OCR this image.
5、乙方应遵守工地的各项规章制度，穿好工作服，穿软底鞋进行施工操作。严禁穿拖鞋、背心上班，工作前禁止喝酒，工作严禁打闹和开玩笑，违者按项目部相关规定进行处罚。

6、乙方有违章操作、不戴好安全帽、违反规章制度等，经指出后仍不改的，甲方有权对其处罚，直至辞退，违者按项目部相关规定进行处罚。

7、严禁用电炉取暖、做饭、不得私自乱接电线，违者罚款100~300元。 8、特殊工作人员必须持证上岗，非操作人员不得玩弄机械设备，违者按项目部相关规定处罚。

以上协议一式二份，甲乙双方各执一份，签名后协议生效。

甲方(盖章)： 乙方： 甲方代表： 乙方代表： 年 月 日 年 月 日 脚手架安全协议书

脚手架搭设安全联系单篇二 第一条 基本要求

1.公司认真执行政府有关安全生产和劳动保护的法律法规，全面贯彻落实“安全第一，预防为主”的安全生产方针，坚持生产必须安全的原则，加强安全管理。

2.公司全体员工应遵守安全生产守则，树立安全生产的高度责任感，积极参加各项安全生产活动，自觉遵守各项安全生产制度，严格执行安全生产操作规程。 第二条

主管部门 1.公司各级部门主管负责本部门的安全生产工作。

========

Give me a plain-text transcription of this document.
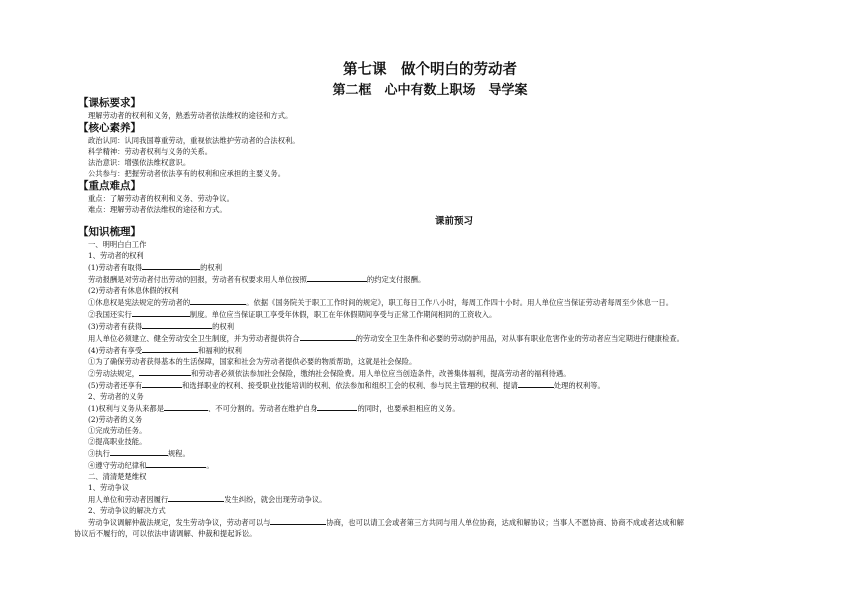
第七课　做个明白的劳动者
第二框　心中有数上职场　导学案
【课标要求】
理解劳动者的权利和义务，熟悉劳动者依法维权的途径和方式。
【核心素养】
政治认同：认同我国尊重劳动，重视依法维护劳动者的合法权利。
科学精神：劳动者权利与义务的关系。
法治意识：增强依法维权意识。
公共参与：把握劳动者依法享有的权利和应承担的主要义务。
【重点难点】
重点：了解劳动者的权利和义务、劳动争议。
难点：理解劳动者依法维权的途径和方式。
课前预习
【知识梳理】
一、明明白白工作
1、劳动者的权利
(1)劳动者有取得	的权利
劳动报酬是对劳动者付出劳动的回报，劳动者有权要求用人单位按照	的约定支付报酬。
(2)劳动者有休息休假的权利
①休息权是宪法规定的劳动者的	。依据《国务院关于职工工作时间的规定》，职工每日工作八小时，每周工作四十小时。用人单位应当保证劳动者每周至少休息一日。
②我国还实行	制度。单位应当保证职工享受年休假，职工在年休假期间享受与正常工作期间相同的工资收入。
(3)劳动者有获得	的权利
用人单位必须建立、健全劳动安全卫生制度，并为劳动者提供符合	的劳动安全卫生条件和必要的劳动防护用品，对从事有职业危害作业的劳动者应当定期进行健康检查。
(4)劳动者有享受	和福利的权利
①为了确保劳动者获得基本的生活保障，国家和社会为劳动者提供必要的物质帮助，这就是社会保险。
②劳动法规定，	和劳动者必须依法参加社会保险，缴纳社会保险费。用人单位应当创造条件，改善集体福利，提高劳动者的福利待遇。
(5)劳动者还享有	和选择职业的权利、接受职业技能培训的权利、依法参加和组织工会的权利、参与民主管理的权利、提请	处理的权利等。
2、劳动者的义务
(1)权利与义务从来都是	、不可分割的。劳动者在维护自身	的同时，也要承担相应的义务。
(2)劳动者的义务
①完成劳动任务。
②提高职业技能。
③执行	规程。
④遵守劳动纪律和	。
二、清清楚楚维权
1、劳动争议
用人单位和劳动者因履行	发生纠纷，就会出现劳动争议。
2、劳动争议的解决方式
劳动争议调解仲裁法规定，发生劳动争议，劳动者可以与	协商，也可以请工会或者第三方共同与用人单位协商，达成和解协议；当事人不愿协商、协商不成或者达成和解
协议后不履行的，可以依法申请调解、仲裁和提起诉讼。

========

• [Work required]: Give only the number of lines in the material above that include the word "违者按项目部相关规定进行处罚".

• [Response to this exercise]: 2